Collected data:
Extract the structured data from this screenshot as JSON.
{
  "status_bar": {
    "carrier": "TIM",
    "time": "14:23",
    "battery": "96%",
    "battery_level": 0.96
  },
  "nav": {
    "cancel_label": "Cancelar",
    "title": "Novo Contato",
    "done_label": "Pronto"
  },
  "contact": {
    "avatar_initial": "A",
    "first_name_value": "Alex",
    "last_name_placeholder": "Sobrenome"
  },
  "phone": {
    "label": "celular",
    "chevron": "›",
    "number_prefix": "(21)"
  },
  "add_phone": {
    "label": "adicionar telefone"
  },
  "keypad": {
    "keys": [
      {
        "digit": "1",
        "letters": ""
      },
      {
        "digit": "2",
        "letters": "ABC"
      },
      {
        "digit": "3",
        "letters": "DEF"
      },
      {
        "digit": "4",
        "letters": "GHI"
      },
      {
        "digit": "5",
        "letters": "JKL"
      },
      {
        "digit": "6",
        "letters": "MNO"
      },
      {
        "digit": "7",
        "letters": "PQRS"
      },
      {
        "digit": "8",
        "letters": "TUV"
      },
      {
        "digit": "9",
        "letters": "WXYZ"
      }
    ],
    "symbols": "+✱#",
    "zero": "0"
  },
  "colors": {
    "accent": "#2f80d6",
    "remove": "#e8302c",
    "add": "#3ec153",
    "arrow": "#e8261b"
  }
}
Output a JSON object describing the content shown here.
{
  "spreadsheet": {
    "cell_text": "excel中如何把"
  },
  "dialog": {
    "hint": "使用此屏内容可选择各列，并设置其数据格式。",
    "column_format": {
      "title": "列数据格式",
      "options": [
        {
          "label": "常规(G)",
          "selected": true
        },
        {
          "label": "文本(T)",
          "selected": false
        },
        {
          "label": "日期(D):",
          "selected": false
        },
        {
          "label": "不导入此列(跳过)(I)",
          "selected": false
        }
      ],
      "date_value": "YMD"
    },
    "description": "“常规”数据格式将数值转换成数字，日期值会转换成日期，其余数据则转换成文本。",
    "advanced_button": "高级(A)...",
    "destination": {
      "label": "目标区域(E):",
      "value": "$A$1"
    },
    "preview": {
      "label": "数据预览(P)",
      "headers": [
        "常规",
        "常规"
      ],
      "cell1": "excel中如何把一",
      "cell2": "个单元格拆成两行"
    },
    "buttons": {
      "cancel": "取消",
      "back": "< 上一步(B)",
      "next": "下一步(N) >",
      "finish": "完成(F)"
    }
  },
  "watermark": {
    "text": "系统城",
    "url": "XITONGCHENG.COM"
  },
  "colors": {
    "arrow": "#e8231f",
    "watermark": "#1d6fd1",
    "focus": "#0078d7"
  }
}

BRIEF:
Pick out lines containing the word "JSON", each one as written.

RESPONSE:
Extract the structured data from this screenshot as JSON.
Output a JSON object describing the content shown here.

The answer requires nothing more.